In the listing below, find every line with the string "Bindegewebsmassage" and pull it out.

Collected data

------------------------------------------------------------

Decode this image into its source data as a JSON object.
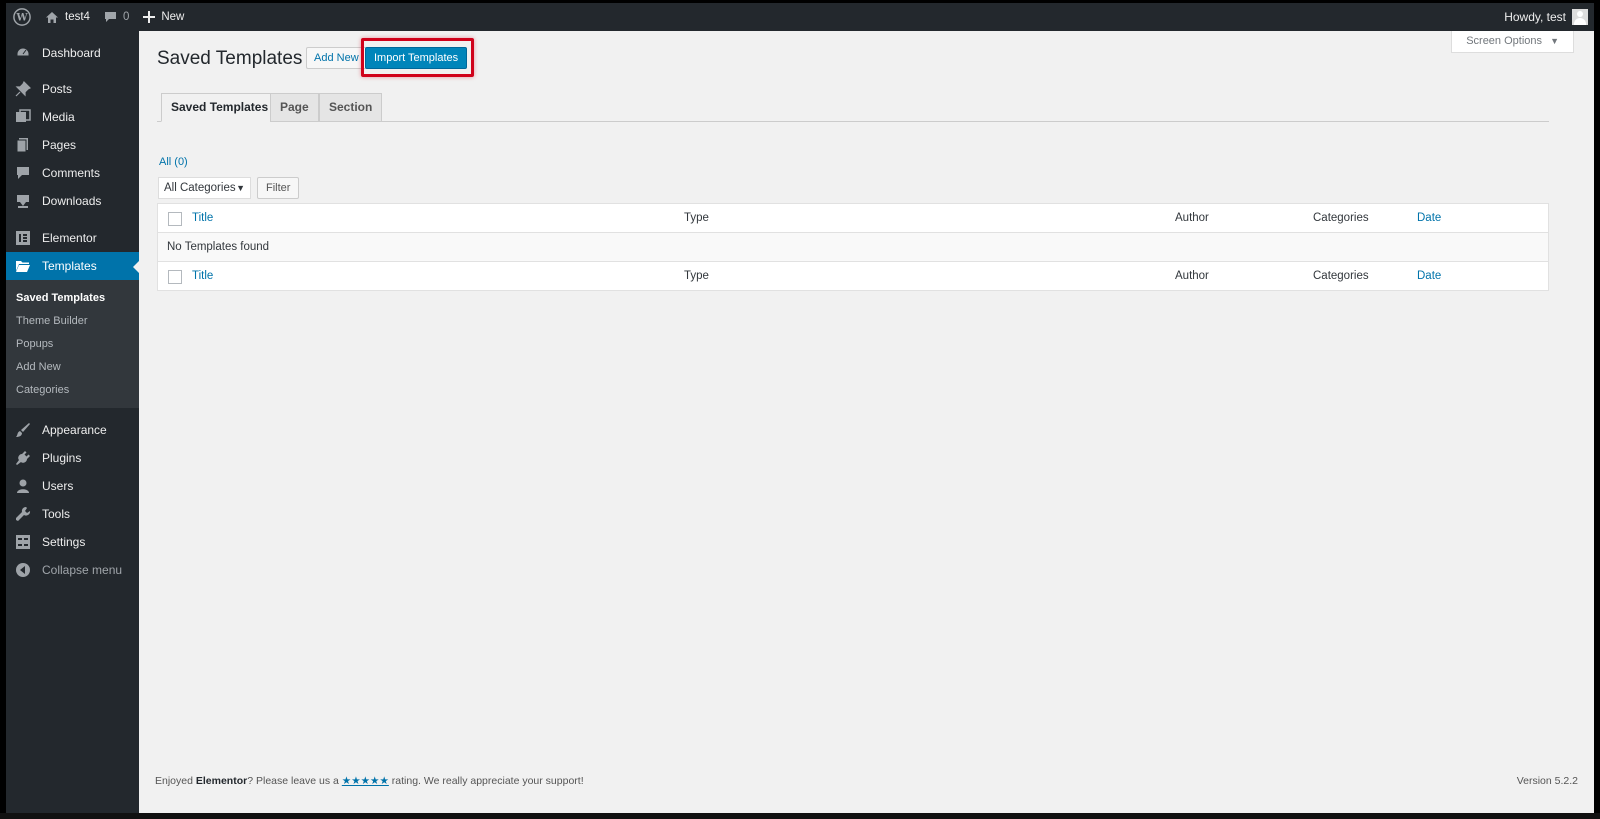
{
  "adminbar": {
    "site_name": "test4",
    "comments_count": "0",
    "new_label": "New",
    "howdy": "Howdy, test"
  },
  "sidebar": {
    "items": [
      {
        "label": "Dashboard",
        "icon": "dashboard-icon"
      },
      {
        "label": "Posts",
        "icon": "pin-icon"
      },
      {
        "label": "Media",
        "icon": "media-icon"
      },
      {
        "label": "Pages",
        "icon": "pages-icon"
      },
      {
        "label": "Comments",
        "icon": "comment-icon"
      },
      {
        "label": "Downloads",
        "icon": "download-icon"
      },
      {
        "label": "Elementor",
        "icon": "elementor-icon"
      },
      {
        "label": "Templates",
        "icon": "folder-icon",
        "active": true
      },
      {
        "label": "Appearance",
        "icon": "brush-icon"
      },
      {
        "label": "Plugins",
        "icon": "plugin-icon"
      },
      {
        "label": "Users",
        "icon": "user-icon"
      },
      {
        "label": "Tools",
        "icon": "wrench-icon"
      },
      {
        "label": "Settings",
        "icon": "settings-icon"
      }
    ],
    "submenu": [
      "Saved Templates",
      "Theme Builder",
      "Popups",
      "Add New",
      "Categories"
    ],
    "collapse_label": "Collapse menu"
  },
  "header": {
    "title": "Saved Templates",
    "add_new": "Add New",
    "import": "Import Templates",
    "screen_options": "Screen Options"
  },
  "tabs": [
    "Saved Templates",
    "Page",
    "Section"
  ],
  "filter": {
    "count": "All (0)",
    "category": "All Categories",
    "button": "Filter"
  },
  "table": {
    "columns": [
      "Title",
      "Type",
      "Author",
      "Categories",
      "Date"
    ],
    "empty": "No Templates found"
  },
  "footer": {
    "pre": "Enjoyed ",
    "brand": "Elementor",
    "mid": "? Please leave us a ",
    "stars": "★★★★★",
    "post": " rating. We really appreciate your support!",
    "version": "Version 5.2.2"
  },
  "colors": {
    "accent": "#0073aa",
    "button_primary": "#0085ba",
    "highlight": "#d0021b",
    "sidebar": "#23282d"
  }
}
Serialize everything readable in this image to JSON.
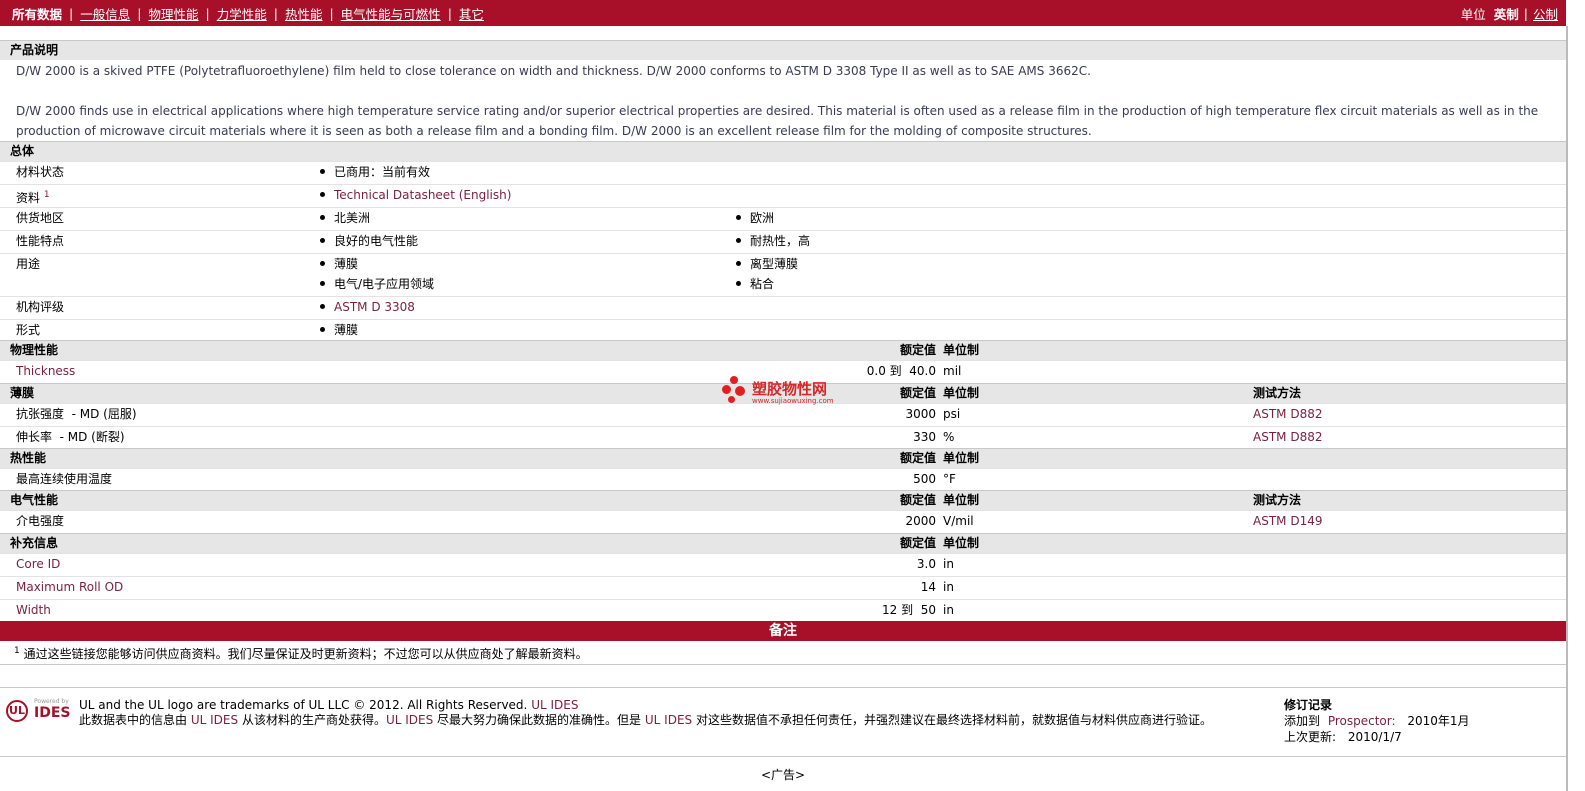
{
  "nav": {
    "items": [
      "所有数据",
      "一般信息",
      "物理性能",
      "力学性能",
      "热性能",
      "电气性能与可燃性",
      "其它"
    ],
    "units_label": "单位",
    "unit_english": "英制",
    "unit_metric": "公制"
  },
  "description": {
    "header": "产品说明",
    "p1": "D/W 2000 is a skived PTFE (Polytetrafluoroethylene) film held to close tolerance on width and thickness. D/W 2000 conforms to ASTM D 3308 Type II as well as to SAE AMS 3662C.",
    "p2": "D/W 2000 finds use in electrical applications where high temperature service rating and/or superior electrical properties are desired. This material is often used as a release film in the production of high temperature flex circuit materials as well as in the production of microwave circuit materials where it is seen as both a release film and a bonding film. D/W 2000 is an excellent release film for the molding of composite structures."
  },
  "general": {
    "header": "总体",
    "rows": [
      {
        "label": "材料状态",
        "b1": [
          "已商用：当前有效"
        ],
        "b2": []
      },
      {
        "label": "资料",
        "sup": "1",
        "b1": [
          "Technical Datasheet (English)"
        ],
        "b2": []
      },
      {
        "label": "供货地区",
        "b1": [
          "北美洲"
        ],
        "b2": [
          "欧洲"
        ]
      },
      {
        "label": "性能特点",
        "b1": [
          "良好的电气性能"
        ],
        "b2": [
          "耐热性，高"
        ]
      },
      {
        "label": "用途",
        "b1": [
          "薄膜",
          "电气/电子应用领域"
        ],
        "b2": [
          "离型薄膜",
          "粘合"
        ]
      },
      {
        "label": "机构评级",
        "b1": [
          "ASTM D 3308"
        ],
        "b2": []
      },
      {
        "label": "形式",
        "b1": [
          "薄膜"
        ],
        "b2": []
      }
    ]
  },
  "col_labels": {
    "nominal": "额定值",
    "unit": "单位制",
    "method": "测试方法"
  },
  "physical": {
    "header": "物理性能",
    "rows": [
      {
        "label": "Thickness",
        "value": "0.0 到  40.0",
        "unit": "mil",
        "method": ""
      }
    ]
  },
  "film": {
    "header": "薄膜",
    "rows": [
      {
        "label": "抗张强度  - MD (屈服)",
        "value": "3000",
        "unit": "psi",
        "method": "ASTM D882"
      },
      {
        "label": "伸长率  - MD (断裂)",
        "value": "330",
        "unit": "%",
        "method": "ASTM D882"
      }
    ]
  },
  "thermal": {
    "header": "热性能",
    "rows": [
      {
        "label": "最高连续使用温度",
        "value": "500",
        "unit": "°F",
        "method": ""
      }
    ]
  },
  "electrical": {
    "header": "电气性能",
    "rows": [
      {
        "label": "介电强度",
        "value": "2000",
        "unit": "V/mil",
        "method": "ASTM D149"
      }
    ]
  },
  "additional": {
    "header": "补充信息",
    "rows": [
      {
        "label": "Core ID",
        "value": "3.0",
        "unit": "in",
        "method": ""
      },
      {
        "label": "Maximum Roll OD",
        "value": "14",
        "unit": "in",
        "method": ""
      },
      {
        "label": "Width",
        "value": "12 到  50",
        "unit": "in",
        "method": ""
      }
    ]
  },
  "notes": {
    "header": "备注",
    "sup": "1",
    "footnote": "通过这些链接您能够访问供应商资料。我们尽量保证及时更新资料；不过您可以从供应商处了解最新资料。"
  },
  "footer": {
    "logo_powered": "Powered by",
    "logo_ul": "UL",
    "logo_ides": "IDES",
    "line1": "UL and the UL logo are trademarks of UL LLC © 2012. All Rights Reserved.",
    "line1_link": "UL IDES",
    "disclaimer_a": "此数据表中的信息由",
    "disclaimer_link1": "UL IDES",
    "disclaimer_b": "从该材料的生产商处获得。",
    "disclaimer_link2": "UL IDES",
    "disclaimer_c": "尽最大努力确保此数据的准确性。但是",
    "disclaimer_link3": "UL IDES",
    "disclaimer_d": "对这些数据值不承担任何责任，并强烈建议在最终选择材料前，就数据值与材料供应商进行验证。",
    "revision_title": "修订记录",
    "added_label": "添加到",
    "added_link": "Prospector:",
    "added_date": "2010年1月",
    "updated_label": "上次更新:",
    "updated_date": "2010/1/7",
    "ad": "<广告>"
  },
  "watermark": {
    "text": "塑胶物性网",
    "url": "www.sujiaowuxing.com"
  },
  "colors": {
    "brand": "#a8102a",
    "link": "#7a1f3d",
    "header_bg": "#e6e6e6"
  }
}
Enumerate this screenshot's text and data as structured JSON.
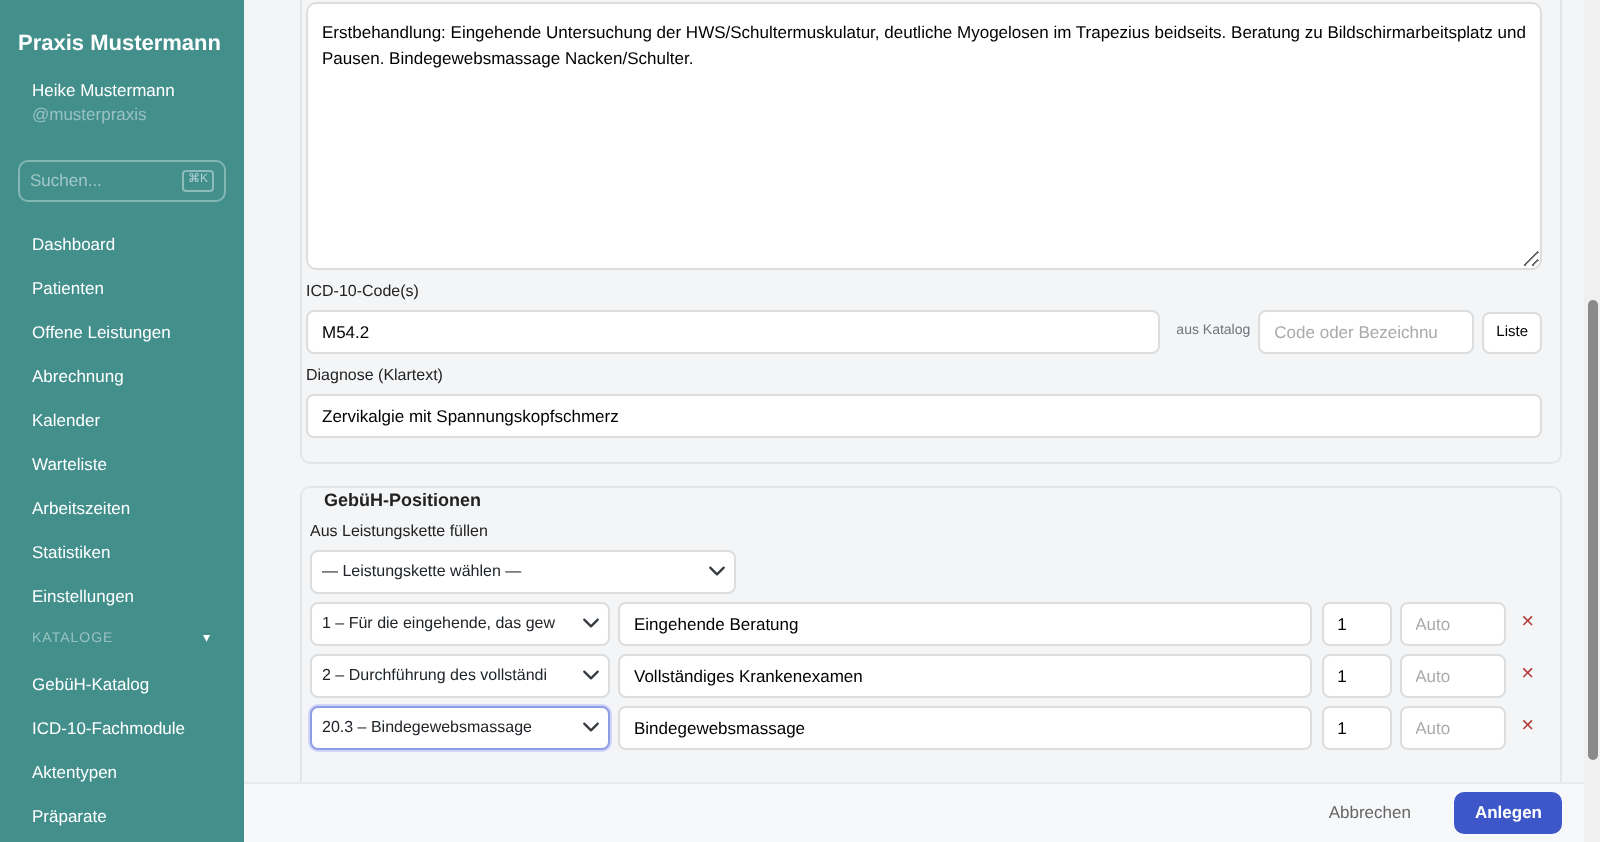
{
  "sidebar": {
    "title": "Praxis Mustermann",
    "user_name": "Heike Mustermann",
    "user_handle": "@musterpraxis",
    "search": {
      "placeholder": "Suchen...",
      "shortcut": "⌘K"
    },
    "items": [
      {
        "label": "Dashboard"
      },
      {
        "label": "Patienten"
      },
      {
        "label": "Offene Leistungen"
      },
      {
        "label": "Abrechnung"
      },
      {
        "label": "Kalender"
      },
      {
        "label": "Warteliste"
      },
      {
        "label": "Arbeitszeiten"
      },
      {
        "label": "Statistiken"
      },
      {
        "label": "Einstellungen"
      }
    ],
    "section": {
      "label": "KATALOGE",
      "caret": "▾",
      "expanded": true,
      "items": [
        {
          "label": "GebüH-Katalog"
        },
        {
          "label": "ICD-10-Fachmodule"
        },
        {
          "label": "Aktentypen"
        },
        {
          "label": "Präparate"
        }
      ]
    }
  },
  "findings": {
    "value": "Erstbehandlung: Eingehende Untersuchung der HWS/Schultermuskulatur, deutliche Myogelosen im Trapezius beidseits. Beratung zu Bildschirmarbeitsplatz und Pausen. Bindegewebsmassage Nacken/Schulter.",
    "icd_label": "ICD-10-Code(s)",
    "icd_value": "M54.2",
    "catalog_label": "aus Katalog",
    "catalog_placeholder": "Code oder Bezeichnu",
    "list_button": "Liste",
    "diagnosis_label": "Diagnose (Klartext)",
    "diagnosis_value": "Zervikalgie mit Spannungskopfschmerz"
  },
  "positions": {
    "legend": "GebüH-Positionen",
    "chain_label": "Aus Leistungskette füllen",
    "chain_select": "— Leistungskette wählen —",
    "rows": [
      {
        "code": "1 – Für die eingehende, das gew",
        "text": "Eingehende Beratung",
        "quantity": "1",
        "price_placeholder": "Auto",
        "remove": "×",
        "focused": false
      },
      {
        "code": "2 – Durchführung des vollständi",
        "text": "Vollständiges Krankenexamen",
        "quantity": "1",
        "price_placeholder": "Auto",
        "remove": "×",
        "focused": false
      },
      {
        "code": "20.3 – Bindegewebsmassage",
        "text": "Bindegewebsmassage",
        "quantity": "1",
        "price_placeholder": "Auto",
        "remove": "×",
        "focused": true
      }
    ]
  },
  "footer": {
    "cancel": "Abbrechen",
    "submit": "Anlegen"
  }
}
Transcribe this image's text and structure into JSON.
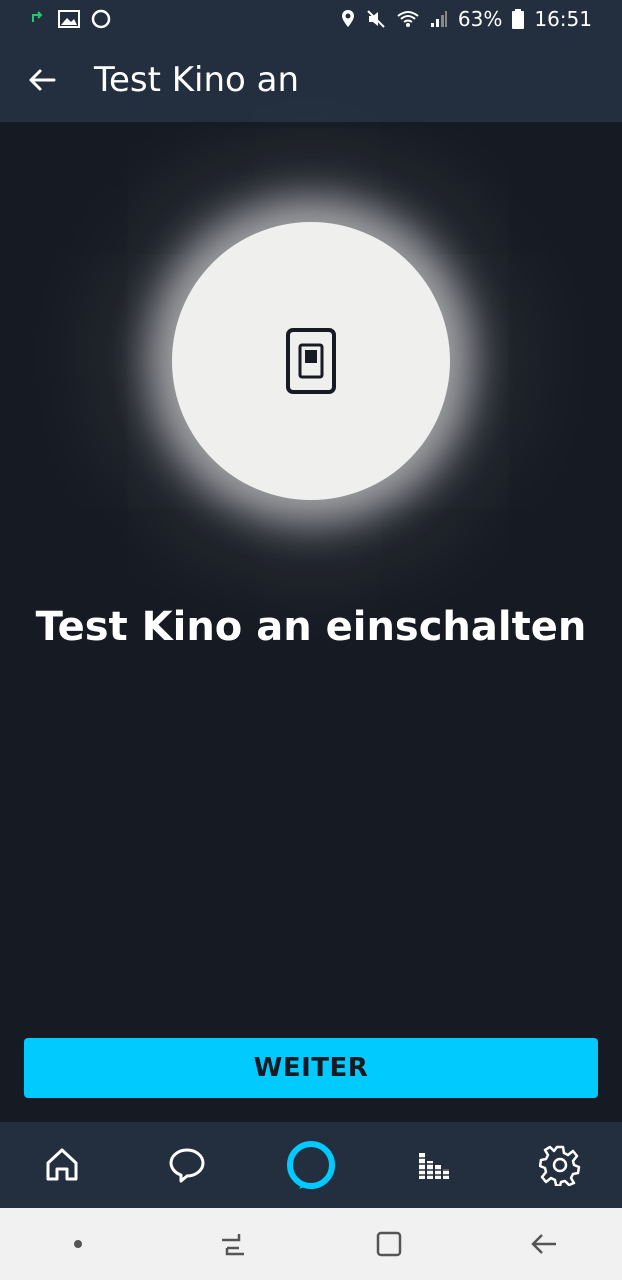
{
  "status_bar": {
    "battery": "63%",
    "time": "16:51"
  },
  "header": {
    "title": "Test Kino an"
  },
  "main": {
    "headline": "Test Kino an einschalten",
    "device_icon": "light-switch-icon"
  },
  "actions": {
    "continue_label": "WEITER"
  },
  "bottom_nav": {
    "items": [
      "home-icon",
      "chat-icon",
      "alexa-icon",
      "play-icon",
      "settings-icon"
    ]
  },
  "colors": {
    "background": "#161a22",
    "bar": "#232f3e",
    "accent": "#00caff",
    "circle": "#efefed"
  }
}
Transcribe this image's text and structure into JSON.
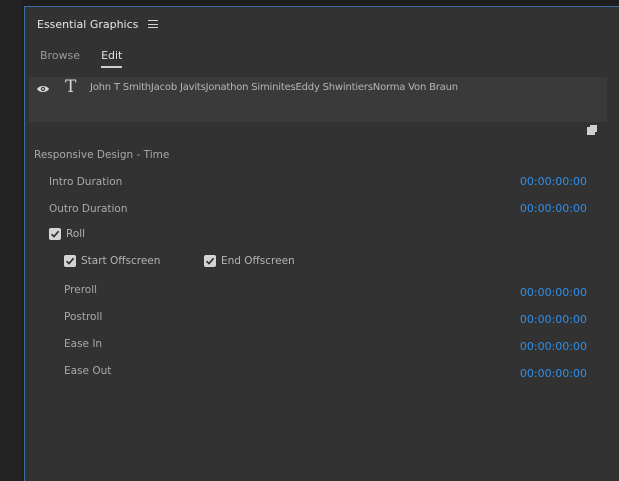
{
  "panel": {
    "title": "Essential Graphics",
    "menu_icon": "hamburger-menu-icon"
  },
  "tabs": [
    {
      "label": "Browse",
      "active": false
    },
    {
      "label": "Edit",
      "active": true
    }
  ],
  "layer": {
    "visibility_icon": "eye-icon",
    "type_icon": "text-tool-icon",
    "text": "John T SmithJacob JavitsJonathon SiminitesEddy ShwintiersNorma Von Braun"
  },
  "section": {
    "title": "Responsive Design - Time"
  },
  "properties": {
    "intro_duration": {
      "label": "Intro Duration",
      "value": "00:00:00:00"
    },
    "outro_duration": {
      "label": "Outro Duration",
      "value": "00:00:00:00"
    },
    "roll": {
      "label": "Roll",
      "checked": true
    },
    "start_offscreen": {
      "label": "Start Offscreen",
      "checked": true
    },
    "end_offscreen": {
      "label": "End Offscreen",
      "checked": true
    },
    "preroll": {
      "label": "Preroll",
      "value": "00:00:00:00"
    },
    "postroll": {
      "label": "Postroll",
      "value": "00:00:00:00"
    },
    "ease_in": {
      "label": "Ease In",
      "value": "00:00:00:00"
    },
    "ease_out": {
      "label": "Ease Out",
      "value": "00:00:00:00"
    }
  },
  "colors": {
    "panel_bg": "#323232",
    "layer_bg": "#3a3a3a",
    "timecode_blue": "#2f8fe8",
    "panel_border": "#3c6fa8"
  }
}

------------------------------------------------------------

ANSWER TO THE EXERCISE
    "value": "Erstbehandlung: Eingehende Untersuchung der HWS/Schultermuskulatur, deutliche Myogelosen im Trapezius beidseits. Beratung zu Bildschirmarbeitsplatz und Pausen. Bindegewebsmassage Nacken/Schulter.",
        "code": "20.3 – Bindegewebsmassage",
        "text": "Bindegewebsmassage",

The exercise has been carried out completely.